--- begin Extracted information ---
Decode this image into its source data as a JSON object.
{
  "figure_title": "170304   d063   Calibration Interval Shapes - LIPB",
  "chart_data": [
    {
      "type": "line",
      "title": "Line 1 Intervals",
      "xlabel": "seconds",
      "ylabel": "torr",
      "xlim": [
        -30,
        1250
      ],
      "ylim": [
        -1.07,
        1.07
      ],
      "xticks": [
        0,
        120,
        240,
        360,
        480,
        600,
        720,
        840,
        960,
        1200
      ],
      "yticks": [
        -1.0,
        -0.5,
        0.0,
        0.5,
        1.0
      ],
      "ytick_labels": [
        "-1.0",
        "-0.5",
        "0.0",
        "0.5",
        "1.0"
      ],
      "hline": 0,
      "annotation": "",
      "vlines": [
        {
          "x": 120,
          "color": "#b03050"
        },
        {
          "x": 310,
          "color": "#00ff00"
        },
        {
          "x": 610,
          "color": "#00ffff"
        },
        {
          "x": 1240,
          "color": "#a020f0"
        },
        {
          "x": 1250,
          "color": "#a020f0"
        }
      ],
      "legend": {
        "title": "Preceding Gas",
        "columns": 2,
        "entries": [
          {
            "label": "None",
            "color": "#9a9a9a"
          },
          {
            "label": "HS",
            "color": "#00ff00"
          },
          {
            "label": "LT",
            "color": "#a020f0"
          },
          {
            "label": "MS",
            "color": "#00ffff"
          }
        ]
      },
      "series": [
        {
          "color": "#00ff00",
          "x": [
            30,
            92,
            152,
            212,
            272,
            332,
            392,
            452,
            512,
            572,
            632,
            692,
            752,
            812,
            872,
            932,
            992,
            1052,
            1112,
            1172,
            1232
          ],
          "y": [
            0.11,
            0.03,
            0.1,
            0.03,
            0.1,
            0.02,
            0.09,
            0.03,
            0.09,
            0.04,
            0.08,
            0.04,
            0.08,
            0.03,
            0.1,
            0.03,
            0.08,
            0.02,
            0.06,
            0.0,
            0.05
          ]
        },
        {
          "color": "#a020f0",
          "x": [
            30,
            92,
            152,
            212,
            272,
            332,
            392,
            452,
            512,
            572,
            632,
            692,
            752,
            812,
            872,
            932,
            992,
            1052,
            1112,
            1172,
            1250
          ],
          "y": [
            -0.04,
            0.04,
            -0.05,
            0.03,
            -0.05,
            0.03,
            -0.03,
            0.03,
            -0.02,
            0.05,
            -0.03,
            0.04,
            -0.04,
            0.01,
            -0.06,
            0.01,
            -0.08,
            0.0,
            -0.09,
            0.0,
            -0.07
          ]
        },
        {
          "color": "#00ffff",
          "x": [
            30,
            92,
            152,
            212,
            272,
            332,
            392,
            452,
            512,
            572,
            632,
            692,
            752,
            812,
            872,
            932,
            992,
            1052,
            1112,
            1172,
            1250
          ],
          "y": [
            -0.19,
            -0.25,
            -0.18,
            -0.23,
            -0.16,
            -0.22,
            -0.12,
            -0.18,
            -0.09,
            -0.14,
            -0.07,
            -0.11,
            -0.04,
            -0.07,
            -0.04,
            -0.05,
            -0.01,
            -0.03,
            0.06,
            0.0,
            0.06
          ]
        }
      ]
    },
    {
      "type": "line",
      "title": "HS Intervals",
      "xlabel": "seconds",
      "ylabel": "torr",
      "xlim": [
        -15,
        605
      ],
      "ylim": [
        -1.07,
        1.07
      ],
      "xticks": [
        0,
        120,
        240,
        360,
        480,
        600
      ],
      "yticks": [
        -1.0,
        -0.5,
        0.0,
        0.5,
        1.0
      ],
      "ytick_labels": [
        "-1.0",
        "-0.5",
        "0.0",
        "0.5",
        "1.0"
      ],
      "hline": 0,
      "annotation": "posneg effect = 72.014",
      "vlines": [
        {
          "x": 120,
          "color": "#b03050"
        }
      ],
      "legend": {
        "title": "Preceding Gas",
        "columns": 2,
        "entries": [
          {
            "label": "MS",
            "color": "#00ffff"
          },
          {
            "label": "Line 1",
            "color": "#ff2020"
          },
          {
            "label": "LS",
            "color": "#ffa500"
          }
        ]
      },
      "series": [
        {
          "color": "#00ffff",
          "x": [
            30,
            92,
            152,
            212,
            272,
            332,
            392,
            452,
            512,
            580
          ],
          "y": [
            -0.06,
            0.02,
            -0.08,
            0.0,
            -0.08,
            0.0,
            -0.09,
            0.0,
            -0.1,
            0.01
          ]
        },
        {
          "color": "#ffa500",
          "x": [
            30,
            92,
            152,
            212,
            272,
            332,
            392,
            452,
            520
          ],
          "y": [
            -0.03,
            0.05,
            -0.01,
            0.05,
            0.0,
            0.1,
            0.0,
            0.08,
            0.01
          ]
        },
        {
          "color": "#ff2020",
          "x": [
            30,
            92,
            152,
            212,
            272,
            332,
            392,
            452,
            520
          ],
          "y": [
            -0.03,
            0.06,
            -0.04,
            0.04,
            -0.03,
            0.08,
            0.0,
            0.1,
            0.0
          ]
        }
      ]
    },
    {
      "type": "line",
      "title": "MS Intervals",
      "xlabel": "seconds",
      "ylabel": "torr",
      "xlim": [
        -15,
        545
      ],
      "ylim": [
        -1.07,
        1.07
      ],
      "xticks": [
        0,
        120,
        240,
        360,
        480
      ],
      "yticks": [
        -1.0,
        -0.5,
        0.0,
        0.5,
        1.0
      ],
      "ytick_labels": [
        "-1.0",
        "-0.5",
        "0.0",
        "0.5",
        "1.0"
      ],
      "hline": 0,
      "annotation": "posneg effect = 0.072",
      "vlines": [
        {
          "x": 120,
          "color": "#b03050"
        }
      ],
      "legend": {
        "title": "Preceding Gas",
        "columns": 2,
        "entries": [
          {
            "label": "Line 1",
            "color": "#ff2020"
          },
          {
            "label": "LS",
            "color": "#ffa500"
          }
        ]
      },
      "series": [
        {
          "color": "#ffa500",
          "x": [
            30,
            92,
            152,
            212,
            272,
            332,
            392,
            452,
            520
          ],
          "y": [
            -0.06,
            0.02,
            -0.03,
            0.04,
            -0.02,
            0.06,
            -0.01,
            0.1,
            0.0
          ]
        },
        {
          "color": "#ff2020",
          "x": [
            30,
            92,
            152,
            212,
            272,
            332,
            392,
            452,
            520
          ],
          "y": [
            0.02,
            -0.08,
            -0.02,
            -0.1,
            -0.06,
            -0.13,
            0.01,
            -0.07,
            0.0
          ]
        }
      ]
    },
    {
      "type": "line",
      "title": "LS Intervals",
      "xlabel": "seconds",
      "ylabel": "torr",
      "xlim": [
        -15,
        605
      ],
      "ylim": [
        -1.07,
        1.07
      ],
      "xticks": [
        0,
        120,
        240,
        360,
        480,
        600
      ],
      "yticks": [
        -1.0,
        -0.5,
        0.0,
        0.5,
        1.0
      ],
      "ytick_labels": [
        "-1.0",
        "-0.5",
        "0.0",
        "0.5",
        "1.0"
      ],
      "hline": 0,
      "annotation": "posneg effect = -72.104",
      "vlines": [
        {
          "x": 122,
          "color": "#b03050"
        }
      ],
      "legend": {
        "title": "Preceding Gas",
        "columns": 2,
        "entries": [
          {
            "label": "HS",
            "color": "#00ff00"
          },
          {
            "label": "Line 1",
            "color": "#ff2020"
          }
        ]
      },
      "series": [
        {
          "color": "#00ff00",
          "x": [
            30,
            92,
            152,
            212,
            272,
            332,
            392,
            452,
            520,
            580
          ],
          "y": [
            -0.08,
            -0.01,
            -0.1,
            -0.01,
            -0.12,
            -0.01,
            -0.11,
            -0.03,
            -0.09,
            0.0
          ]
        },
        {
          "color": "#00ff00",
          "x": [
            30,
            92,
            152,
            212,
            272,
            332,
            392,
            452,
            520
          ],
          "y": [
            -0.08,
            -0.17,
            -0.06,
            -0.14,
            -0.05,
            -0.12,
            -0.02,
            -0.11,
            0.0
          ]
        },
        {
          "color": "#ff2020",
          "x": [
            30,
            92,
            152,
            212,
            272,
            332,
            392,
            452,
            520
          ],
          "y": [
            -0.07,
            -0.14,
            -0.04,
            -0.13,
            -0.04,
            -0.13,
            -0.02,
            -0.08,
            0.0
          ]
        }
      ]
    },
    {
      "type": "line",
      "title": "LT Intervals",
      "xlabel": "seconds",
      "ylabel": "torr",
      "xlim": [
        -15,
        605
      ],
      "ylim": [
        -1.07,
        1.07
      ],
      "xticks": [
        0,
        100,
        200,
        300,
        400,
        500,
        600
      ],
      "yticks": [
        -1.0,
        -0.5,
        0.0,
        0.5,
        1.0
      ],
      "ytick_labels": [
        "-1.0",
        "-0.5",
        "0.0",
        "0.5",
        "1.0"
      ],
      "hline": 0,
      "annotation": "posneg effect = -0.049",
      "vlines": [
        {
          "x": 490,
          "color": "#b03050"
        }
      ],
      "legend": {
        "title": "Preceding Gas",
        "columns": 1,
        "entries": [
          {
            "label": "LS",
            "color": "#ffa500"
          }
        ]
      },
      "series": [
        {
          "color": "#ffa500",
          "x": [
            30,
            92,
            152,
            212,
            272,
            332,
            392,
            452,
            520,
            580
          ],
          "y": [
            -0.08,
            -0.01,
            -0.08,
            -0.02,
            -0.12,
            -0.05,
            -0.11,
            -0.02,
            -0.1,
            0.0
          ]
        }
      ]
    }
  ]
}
--- end Extracted information ---
*Objective*
Identify every line holding the word "annotation" and copy it out.

*Reply*
      "annotation": "",
      "annotation": "posneg effect = 72.014",
      "annotation": "posneg effect = 0.072",
      "annotation": "posneg effect = -72.104",
      "annotation": "posneg effect = -0.049",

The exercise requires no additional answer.